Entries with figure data
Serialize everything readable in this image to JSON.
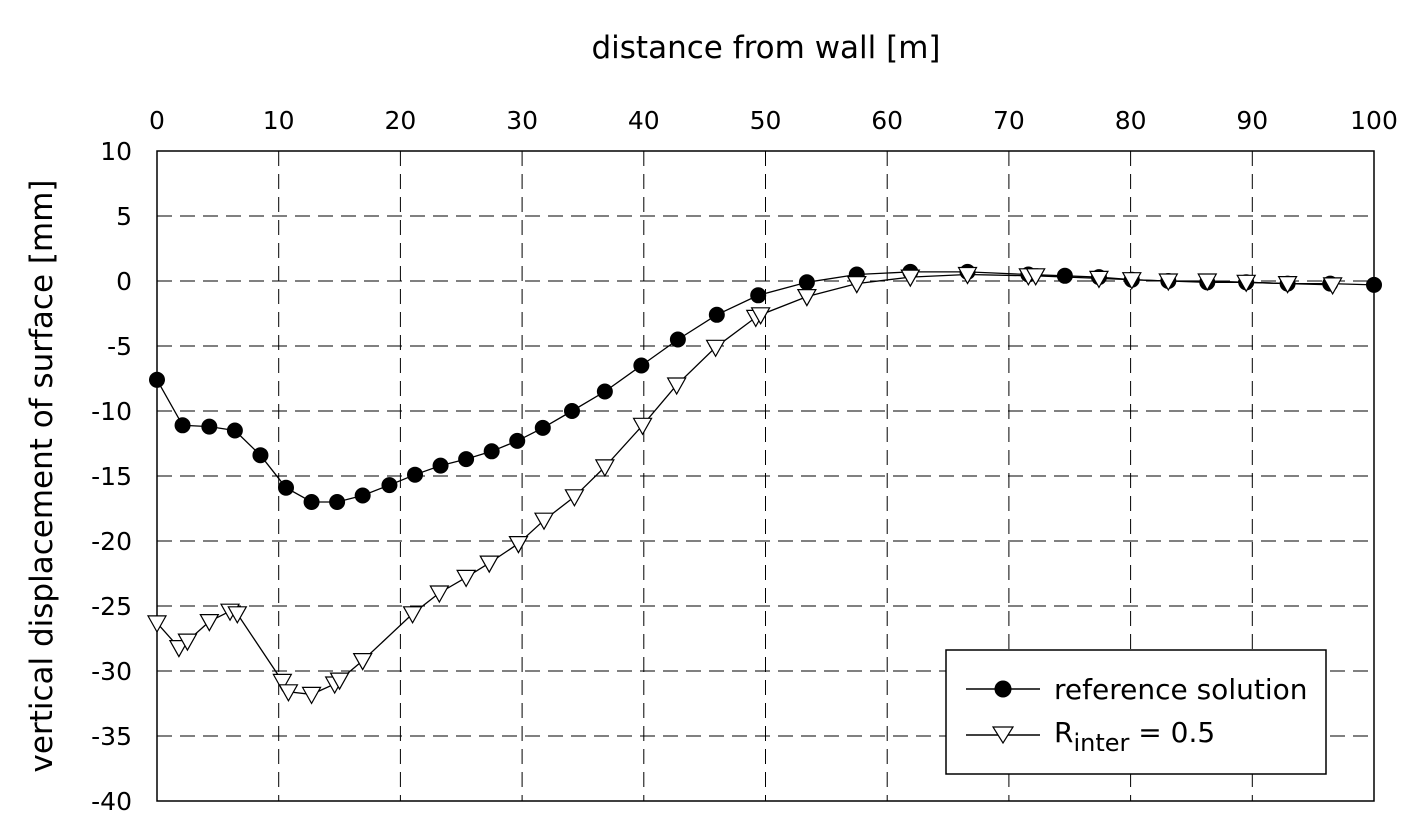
{
  "chart_data": {
    "type": "line",
    "xlabel": "distance from wall [m]",
    "ylabel": "vertical displacement of surface [mm]",
    "xlim": [
      0,
      100
    ],
    "ylim": [
      -40,
      10
    ],
    "xticks": [
      "0",
      "10",
      "20",
      "30",
      "40",
      "50",
      "60",
      "70",
      "80",
      "90",
      "100"
    ],
    "yticks": [
      "10",
      "5",
      "0",
      "-5",
      "-10",
      "-15",
      "-20",
      "-25",
      "-30",
      "-35",
      "-40"
    ],
    "x_axis_position": "top",
    "grid": true,
    "legend_position": "bottom-right",
    "legend": {
      "series1_label": "reference solution",
      "series2_label_main": "R",
      "series2_label_sub": "inter",
      "series2_label_rest": " = 0.5"
    },
    "series": [
      {
        "name": "reference solution",
        "marker": "filled-circle",
        "x": [
          0,
          2.1,
          4.3,
          6.4,
          8.5,
          10.6,
          12.7,
          14.8,
          16.9,
          19.1,
          21.2,
          23.3,
          25.4,
          27.5,
          29.6,
          31.7,
          34.1,
          36.8,
          39.8,
          42.8,
          46.0,
          49.4,
          53.4,
          57.5,
          61.9,
          66.6,
          71.6,
          74.6,
          77.4,
          80.1,
          83.1,
          86.3,
          89.5,
          92.9,
          96.4,
          100
        ],
        "y": [
          -7.6,
          -11.1,
          -11.2,
          -11.5,
          -13.4,
          -15.9,
          -17.0,
          -17.0,
          -16.5,
          -15.7,
          -14.9,
          -14.2,
          -13.7,
          -13.1,
          -12.3,
          -11.3,
          -10.0,
          -8.5,
          -6.5,
          -4.5,
          -2.6,
          -1.1,
          -0.1,
          0.5,
          0.7,
          0.7,
          0.5,
          0.4,
          0.3,
          0.1,
          0.0,
          -0.1,
          -0.1,
          -0.2,
          -0.2,
          -0.3
        ]
      },
      {
        "name": "R_inter = 0.5",
        "marker": "open-triangle-down",
        "x": [
          0,
          1.8,
          2.5,
          4.3,
          6.0,
          6.6,
          10.3,
          10.8,
          12.7,
          14.6,
          15.0,
          16.9,
          21.0,
          23.2,
          25.4,
          27.3,
          29.7,
          31.8,
          34.3,
          36.8,
          39.9,
          42.7,
          45.9,
          49.2,
          49.6,
          53.4,
          57.5,
          61.9,
          66.6,
          71.6,
          72.2,
          77.4,
          80.1,
          83.1,
          86.3,
          89.5,
          92.9,
          96.6
        ],
        "y": [
          -26.3,
          -28.2,
          -27.7,
          -26.2,
          -25.4,
          -25.6,
          -30.8,
          -31.6,
          -31.8,
          -31.0,
          -30.7,
          -29.2,
          -25.6,
          -24.0,
          -22.8,
          -21.7,
          -20.2,
          -18.4,
          -16.6,
          -14.3,
          -11.1,
          -8.0,
          -5.1,
          -2.8,
          -2.6,
          -1.2,
          -0.2,
          0.3,
          0.5,
          0.4,
          0.4,
          0.2,
          0.1,
          0.0,
          0.0,
          -0.1,
          -0.2,
          -0.3
        ]
      }
    ]
  }
}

CHALLENGE
Print the records word for word and exclude any picture they hold.

OUTPUT OF THE EXERCISE
Serialize everything readable in this image to JSON.
{
  "chart_data": {
    "type": "line",
    "xlabel": "distance from wall [m]",
    "ylabel": "vertical displacement of surface [mm]",
    "xlim": [
      0,
      100
    ],
    "ylim": [
      -40,
      10
    ],
    "xticks": [
      "0",
      "10",
      "20",
      "30",
      "40",
      "50",
      "60",
      "70",
      "80",
      "90",
      "100"
    ],
    "yticks": [
      "10",
      "5",
      "0",
      "-5",
      "-10",
      "-15",
      "-20",
      "-25",
      "-30",
      "-35",
      "-40"
    ],
    "x_axis_position": "top",
    "grid": true,
    "legend_position": "bottom-right",
    "legend": {
      "series1_label": "reference solution",
      "series2_label_main": "R",
      "series2_label_sub": "inter",
      "series2_label_rest": " = 0.5"
    },
    "series": [
      {
        "name": "reference solution",
        "marker": "filled-circle",
        "x": [
          0,
          2.1,
          4.3,
          6.4,
          8.5,
          10.6,
          12.7,
          14.8,
          16.9,
          19.1,
          21.2,
          23.3,
          25.4,
          27.5,
          29.6,
          31.7,
          34.1,
          36.8,
          39.8,
          42.8,
          46.0,
          49.4,
          53.4,
          57.5,
          61.9,
          66.6,
          71.6,
          74.6,
          77.4,
          80.1,
          83.1,
          86.3,
          89.5,
          92.9,
          96.4,
          100
        ],
        "y": [
          -7.6,
          -11.1,
          -11.2,
          -11.5,
          -13.4,
          -15.9,
          -17.0,
          -17.0,
          -16.5,
          -15.7,
          -14.9,
          -14.2,
          -13.7,
          -13.1,
          -12.3,
          -11.3,
          -10.0,
          -8.5,
          -6.5,
          -4.5,
          -2.6,
          -1.1,
          -0.1,
          0.5,
          0.7,
          0.7,
          0.5,
          0.4,
          0.3,
          0.1,
          0.0,
          -0.1,
          -0.1,
          -0.2,
          -0.2,
          -0.3
        ]
      },
      {
        "name": "R_inter = 0.5",
        "marker": "open-triangle-down",
        "x": [
          0,
          1.8,
          2.5,
          4.3,
          6.0,
          6.6,
          10.3,
          10.8,
          12.7,
          14.6,
          15.0,
          16.9,
          21.0,
          23.2,
          25.4,
          27.3,
          29.7,
          31.8,
          34.3,
          36.8,
          39.9,
          42.7,
          45.9,
          49.2,
          49.6,
          53.4,
          57.5,
          61.9,
          66.6,
          71.6,
          72.2,
          77.4,
          80.1,
          83.1,
          86.3,
          89.5,
          92.9,
          96.6
        ],
        "y": [
          -26.3,
          -28.2,
          -27.7,
          -26.2,
          -25.4,
          -25.6,
          -30.8,
          -31.6,
          -31.8,
          -31.0,
          -30.7,
          -29.2,
          -25.6,
          -24.0,
          -22.8,
          -21.7,
          -20.2,
          -18.4,
          -16.6,
          -14.3,
          -11.1,
          -8.0,
          -5.1,
          -2.8,
          -2.6,
          -1.2,
          -0.2,
          0.3,
          0.5,
          0.4,
          0.4,
          0.2,
          0.1,
          0.0,
          0.0,
          -0.1,
          -0.2,
          -0.3
        ]
      }
    ]
  }
}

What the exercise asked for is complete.